(Records from a collection)
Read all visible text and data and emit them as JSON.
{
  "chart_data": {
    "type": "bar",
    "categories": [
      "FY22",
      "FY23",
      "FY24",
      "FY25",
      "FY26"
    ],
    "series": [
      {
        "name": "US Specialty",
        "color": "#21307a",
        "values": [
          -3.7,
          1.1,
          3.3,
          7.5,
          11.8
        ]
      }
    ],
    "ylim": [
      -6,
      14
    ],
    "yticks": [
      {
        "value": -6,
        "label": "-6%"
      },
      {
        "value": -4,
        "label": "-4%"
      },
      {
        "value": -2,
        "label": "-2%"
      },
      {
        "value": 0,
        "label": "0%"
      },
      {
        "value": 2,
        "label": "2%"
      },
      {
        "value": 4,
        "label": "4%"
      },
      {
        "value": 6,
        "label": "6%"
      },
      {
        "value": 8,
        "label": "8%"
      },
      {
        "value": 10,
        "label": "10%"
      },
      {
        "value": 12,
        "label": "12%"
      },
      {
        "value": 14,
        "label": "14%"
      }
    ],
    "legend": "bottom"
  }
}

* * *

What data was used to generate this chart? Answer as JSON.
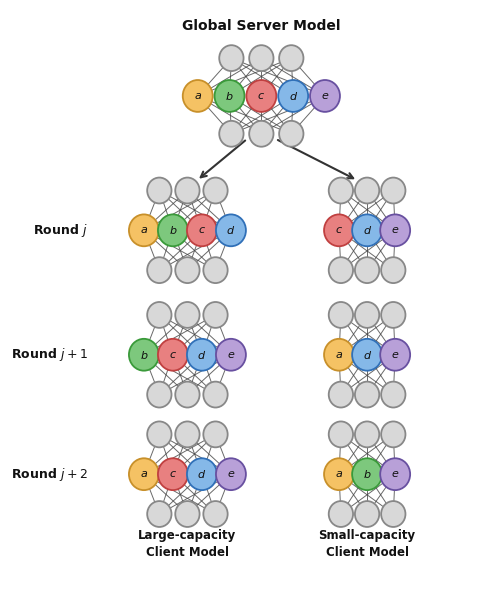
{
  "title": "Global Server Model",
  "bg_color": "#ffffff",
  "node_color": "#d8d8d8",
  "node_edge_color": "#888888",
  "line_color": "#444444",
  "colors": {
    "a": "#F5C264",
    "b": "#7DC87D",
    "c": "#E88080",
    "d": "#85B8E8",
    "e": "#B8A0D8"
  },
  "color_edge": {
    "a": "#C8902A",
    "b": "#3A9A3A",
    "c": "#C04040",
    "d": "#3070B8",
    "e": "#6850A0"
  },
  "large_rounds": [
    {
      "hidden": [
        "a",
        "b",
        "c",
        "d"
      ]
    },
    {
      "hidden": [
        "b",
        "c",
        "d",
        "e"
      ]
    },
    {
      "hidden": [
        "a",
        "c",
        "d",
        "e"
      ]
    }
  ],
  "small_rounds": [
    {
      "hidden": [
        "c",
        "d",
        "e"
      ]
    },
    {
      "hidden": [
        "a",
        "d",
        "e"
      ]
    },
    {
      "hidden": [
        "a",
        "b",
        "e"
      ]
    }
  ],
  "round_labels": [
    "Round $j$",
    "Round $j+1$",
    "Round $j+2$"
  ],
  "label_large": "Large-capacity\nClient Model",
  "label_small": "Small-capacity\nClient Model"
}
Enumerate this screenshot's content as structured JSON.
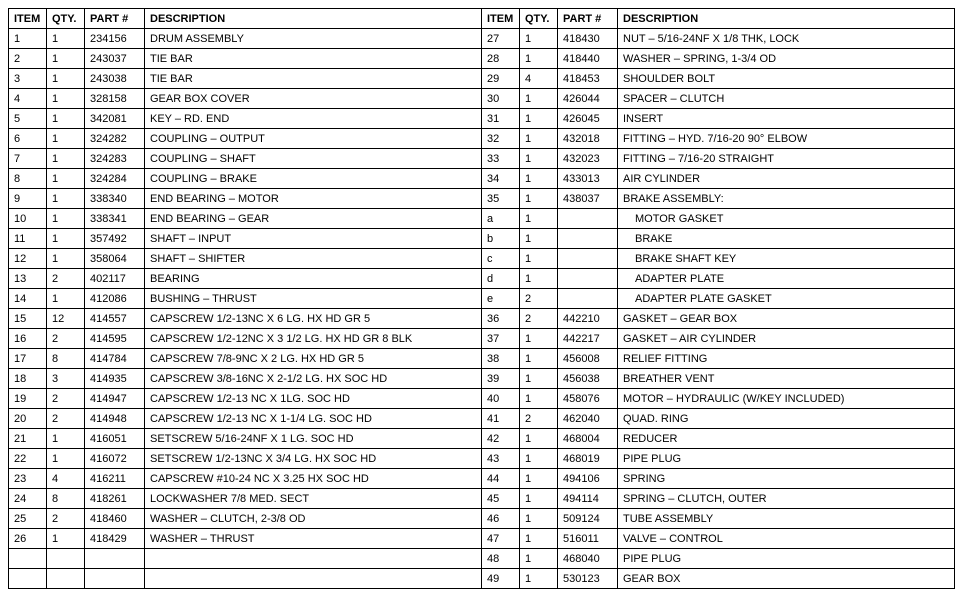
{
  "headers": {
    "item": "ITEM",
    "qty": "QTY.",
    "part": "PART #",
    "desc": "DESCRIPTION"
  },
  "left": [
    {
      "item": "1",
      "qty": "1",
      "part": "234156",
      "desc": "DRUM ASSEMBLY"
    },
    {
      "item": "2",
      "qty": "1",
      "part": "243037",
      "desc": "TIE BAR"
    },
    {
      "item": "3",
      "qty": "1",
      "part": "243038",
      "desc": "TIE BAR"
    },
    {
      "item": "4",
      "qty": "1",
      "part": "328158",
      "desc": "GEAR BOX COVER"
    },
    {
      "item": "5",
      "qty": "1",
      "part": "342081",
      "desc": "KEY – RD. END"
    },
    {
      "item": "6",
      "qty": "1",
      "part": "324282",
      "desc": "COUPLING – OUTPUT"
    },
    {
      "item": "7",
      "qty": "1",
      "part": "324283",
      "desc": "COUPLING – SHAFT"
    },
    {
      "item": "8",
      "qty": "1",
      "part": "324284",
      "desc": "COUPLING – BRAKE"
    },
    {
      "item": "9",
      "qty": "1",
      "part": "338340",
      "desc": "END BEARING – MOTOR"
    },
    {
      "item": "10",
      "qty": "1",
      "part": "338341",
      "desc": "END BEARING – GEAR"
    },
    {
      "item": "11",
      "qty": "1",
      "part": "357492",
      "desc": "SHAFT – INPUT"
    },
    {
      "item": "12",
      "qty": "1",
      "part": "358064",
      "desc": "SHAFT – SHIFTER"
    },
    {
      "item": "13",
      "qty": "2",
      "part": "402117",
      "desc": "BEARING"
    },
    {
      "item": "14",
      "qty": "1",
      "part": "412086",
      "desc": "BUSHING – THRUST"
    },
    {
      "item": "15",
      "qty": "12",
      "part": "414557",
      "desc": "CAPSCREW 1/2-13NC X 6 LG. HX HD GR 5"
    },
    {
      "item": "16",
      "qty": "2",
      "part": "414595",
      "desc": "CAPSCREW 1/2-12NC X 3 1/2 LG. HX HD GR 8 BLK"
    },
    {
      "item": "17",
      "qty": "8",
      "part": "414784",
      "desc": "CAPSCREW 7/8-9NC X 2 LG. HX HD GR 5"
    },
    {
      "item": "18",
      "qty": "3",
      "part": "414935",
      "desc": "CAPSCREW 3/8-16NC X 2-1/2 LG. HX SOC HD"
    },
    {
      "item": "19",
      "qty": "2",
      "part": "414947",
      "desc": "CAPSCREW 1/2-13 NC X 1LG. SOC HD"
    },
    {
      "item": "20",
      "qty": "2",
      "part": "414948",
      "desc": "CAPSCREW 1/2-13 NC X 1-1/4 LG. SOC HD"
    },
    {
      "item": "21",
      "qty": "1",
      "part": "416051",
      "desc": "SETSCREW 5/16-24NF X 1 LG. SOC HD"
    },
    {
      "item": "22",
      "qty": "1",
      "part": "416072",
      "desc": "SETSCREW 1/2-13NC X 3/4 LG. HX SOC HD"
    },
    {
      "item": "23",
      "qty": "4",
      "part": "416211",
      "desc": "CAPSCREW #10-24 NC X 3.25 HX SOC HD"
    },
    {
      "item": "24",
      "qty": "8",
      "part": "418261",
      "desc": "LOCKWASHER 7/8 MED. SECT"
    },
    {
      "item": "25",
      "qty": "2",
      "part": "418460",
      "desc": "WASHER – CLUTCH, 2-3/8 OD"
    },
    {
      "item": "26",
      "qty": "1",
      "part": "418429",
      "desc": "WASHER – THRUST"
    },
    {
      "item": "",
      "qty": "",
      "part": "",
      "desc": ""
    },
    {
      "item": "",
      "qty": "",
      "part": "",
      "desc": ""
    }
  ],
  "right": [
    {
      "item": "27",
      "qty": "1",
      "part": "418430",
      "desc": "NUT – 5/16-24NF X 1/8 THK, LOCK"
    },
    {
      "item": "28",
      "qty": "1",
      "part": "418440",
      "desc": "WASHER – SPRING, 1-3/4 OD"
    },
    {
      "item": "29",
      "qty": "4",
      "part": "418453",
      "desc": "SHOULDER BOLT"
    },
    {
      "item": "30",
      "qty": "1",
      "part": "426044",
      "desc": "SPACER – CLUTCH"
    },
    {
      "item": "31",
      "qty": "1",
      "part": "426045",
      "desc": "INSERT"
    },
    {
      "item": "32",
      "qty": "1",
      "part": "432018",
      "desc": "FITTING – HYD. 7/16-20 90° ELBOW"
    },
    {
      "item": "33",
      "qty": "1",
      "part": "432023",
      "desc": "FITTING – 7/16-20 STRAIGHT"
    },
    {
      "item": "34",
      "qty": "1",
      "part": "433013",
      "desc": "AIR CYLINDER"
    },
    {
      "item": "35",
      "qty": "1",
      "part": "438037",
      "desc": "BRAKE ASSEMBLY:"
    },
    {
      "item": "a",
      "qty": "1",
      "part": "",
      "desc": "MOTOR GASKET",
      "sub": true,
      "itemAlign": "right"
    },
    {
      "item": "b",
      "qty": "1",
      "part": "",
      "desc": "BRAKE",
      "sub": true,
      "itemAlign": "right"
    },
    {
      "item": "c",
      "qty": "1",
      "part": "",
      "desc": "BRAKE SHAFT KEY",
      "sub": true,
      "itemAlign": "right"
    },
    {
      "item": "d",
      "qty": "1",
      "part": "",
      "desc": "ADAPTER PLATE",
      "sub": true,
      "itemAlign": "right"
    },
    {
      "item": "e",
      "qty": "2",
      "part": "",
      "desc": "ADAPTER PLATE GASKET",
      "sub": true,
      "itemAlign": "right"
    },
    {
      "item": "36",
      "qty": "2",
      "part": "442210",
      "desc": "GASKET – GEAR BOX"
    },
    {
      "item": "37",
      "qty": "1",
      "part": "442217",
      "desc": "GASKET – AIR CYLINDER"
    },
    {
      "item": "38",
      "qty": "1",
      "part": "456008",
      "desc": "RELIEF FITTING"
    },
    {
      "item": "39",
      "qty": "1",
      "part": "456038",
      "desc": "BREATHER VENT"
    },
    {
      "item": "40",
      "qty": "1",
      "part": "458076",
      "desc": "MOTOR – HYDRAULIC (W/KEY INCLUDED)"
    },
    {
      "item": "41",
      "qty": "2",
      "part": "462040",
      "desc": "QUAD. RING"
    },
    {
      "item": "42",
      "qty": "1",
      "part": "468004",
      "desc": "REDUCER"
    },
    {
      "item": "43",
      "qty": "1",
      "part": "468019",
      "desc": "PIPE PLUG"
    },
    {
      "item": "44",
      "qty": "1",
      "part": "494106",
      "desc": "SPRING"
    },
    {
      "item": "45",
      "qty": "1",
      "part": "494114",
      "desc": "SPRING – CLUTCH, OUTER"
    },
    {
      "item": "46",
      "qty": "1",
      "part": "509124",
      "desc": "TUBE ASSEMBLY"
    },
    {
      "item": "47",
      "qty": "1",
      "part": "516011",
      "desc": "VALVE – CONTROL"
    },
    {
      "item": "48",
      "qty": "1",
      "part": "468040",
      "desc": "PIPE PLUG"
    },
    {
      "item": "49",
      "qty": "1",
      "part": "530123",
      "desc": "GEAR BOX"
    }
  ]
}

▶ _CHALLENGE_
Select all lines in the listing above where the word "CAPSCREW" appears, and show them.

▶ _EXERCISE RESULT_
      "desc": "CAPSCREW 1/2-13NC X 6 LG. HX HD GR 5"
      "desc": "CAPSCREW 1/2-12NC X 3 1/2 LG. HX HD GR 8 BLK"
      "desc": "CAPSCREW 7/8-9NC X 2 LG. HX HD GR 5"
      "desc": "CAPSCREW 3/8-16NC X 2-1/2 LG. HX SOC HD"
      "desc": "CAPSCREW 1/2-13 NC X 1LG. SOC HD"
      "desc": "CAPSCREW 1/2-13 NC X 1-1/4 LG. SOC HD"
      "desc": "CAPSCREW #10-24 NC X 3.25 HX SOC HD"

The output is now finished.